Begin Available records

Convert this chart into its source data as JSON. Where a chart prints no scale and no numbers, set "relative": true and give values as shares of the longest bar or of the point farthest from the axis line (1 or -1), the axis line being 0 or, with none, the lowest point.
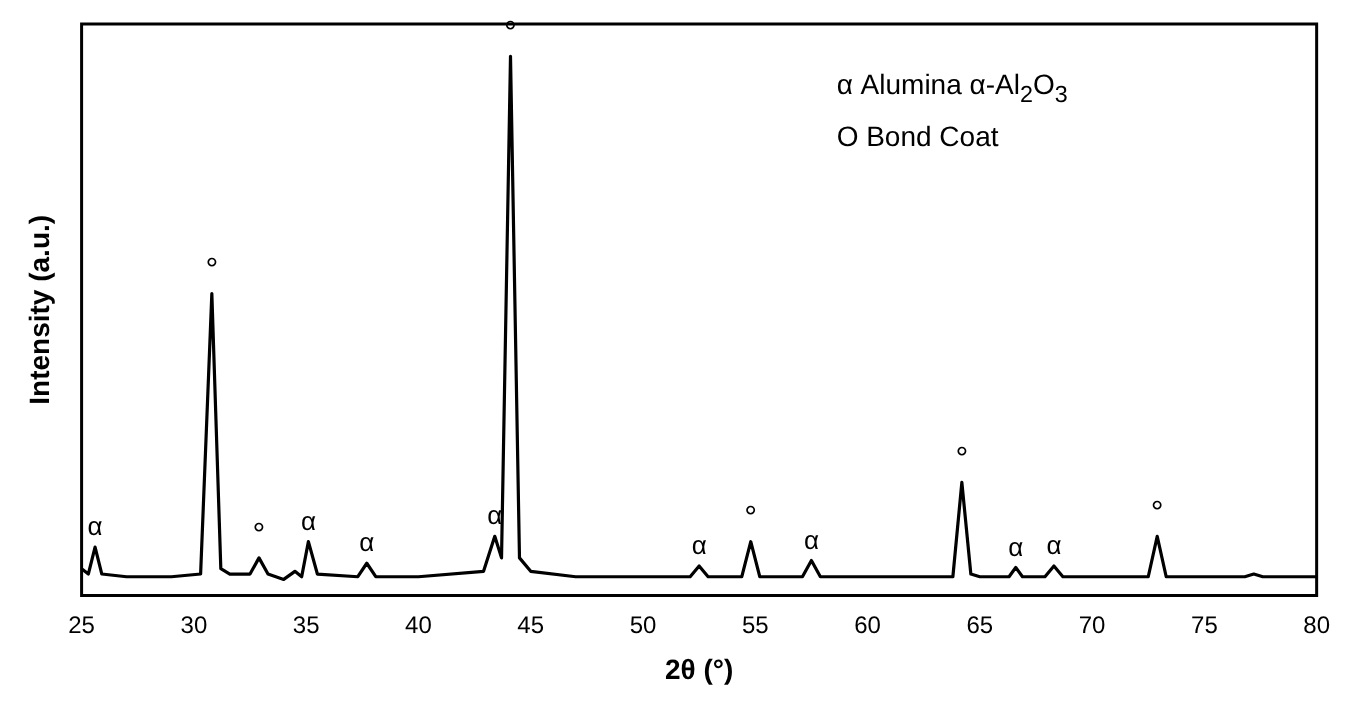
{
  "chart_data": {
    "type": "line",
    "relative": true,
    "xlabel": "2θ (°)",
    "ylabel": "Intensity (a.u.)",
    "xlim": [
      25,
      80
    ],
    "xticks": [
      25,
      30,
      35,
      40,
      45,
      50,
      55,
      60,
      65,
      70,
      75,
      80
    ],
    "legend": false,
    "grid": false,
    "marker": "none",
    "series": [
      {
        "color": "#000000",
        "x": [
          25.0,
          25.3,
          25.6,
          25.9,
          27,
          29,
          30.3,
          30.8,
          31.2,
          31.6,
          32.5,
          32.9,
          33.3,
          34.0,
          34.5,
          34.8,
          35.1,
          35.5,
          37.3,
          37.7,
          38.1,
          40,
          42.9,
          43.4,
          43.7,
          44.1,
          44.5,
          45,
          47,
          50,
          52.1,
          52.5,
          52.9,
          54.4,
          54.8,
          55.2,
          57.1,
          57.5,
          57.9,
          60,
          63.8,
          64.2,
          64.6,
          65,
          66.3,
          66.6,
          66.9,
          67.9,
          68.3,
          68.7,
          72.5,
          72.9,
          73.3,
          76.8,
          77.2,
          77.6,
          80
        ],
        "values": [
          0.05,
          0.04,
          0.09,
          0.04,
          0.035,
          0.035,
          0.04,
          0.56,
          0.05,
          0.04,
          0.04,
          0.07,
          0.04,
          0.03,
          0.045,
          0.035,
          0.1,
          0.04,
          0.035,
          0.06,
          0.035,
          0.035,
          0.045,
          0.11,
          0.07,
          1.0,
          0.07,
          0.045,
          0.035,
          0.035,
          0.035,
          0.055,
          0.035,
          0.035,
          0.1,
          0.035,
          0.035,
          0.065,
          0.035,
          0.035,
          0.035,
          0.21,
          0.04,
          0.035,
          0.035,
          0.052,
          0.035,
          0.035,
          0.055,
          0.035,
          0.035,
          0.11,
          0.035,
          0.035,
          0.04,
          0.035,
          0.035
        ]
      }
    ],
    "annotations": [
      "α  Alumina α-Al$_{2}$O$_{3}$",
      "O  Bond Coat",
      {
        "text": "α",
        "x": 25.6,
        "y": 0.09
      },
      {
        "text": "°",
        "x": 30.8,
        "y": 0.56
      },
      {
        "text": "°",
        "x": 32.9,
        "y": 0.07
      },
      {
        "text": "α",
        "x": 35.1,
        "y": 0.1
      },
      {
        "text": "α",
        "x": 37.7,
        "y": 0.06
      },
      {
        "text": "α",
        "x": 43.4,
        "y": 0.11
      },
      {
        "text": "°",
        "x": 44.1,
        "y": 1.0
      },
      {
        "text": "α",
        "x": 52.5,
        "y": 0.055
      },
      {
        "text": "°",
        "x": 54.8,
        "y": 0.1
      },
      {
        "text": "α",
        "x": 57.5,
        "y": 0.065
      },
      {
        "text": "°",
        "x": 64.2,
        "y": 0.21
      },
      {
        "text": "α",
        "x": 66.6,
        "y": 0.052
      },
      {
        "text": "α",
        "x": 68.3,
        "y": 0.055
      },
      {
        "text": "°",
        "x": 72.9,
        "y": 0.11
      }
    ]
  }
}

End Available records

* **Given instruction**: In the entries above, count each line with "values"; reply with the total only.

* **Result of the exercise**: 2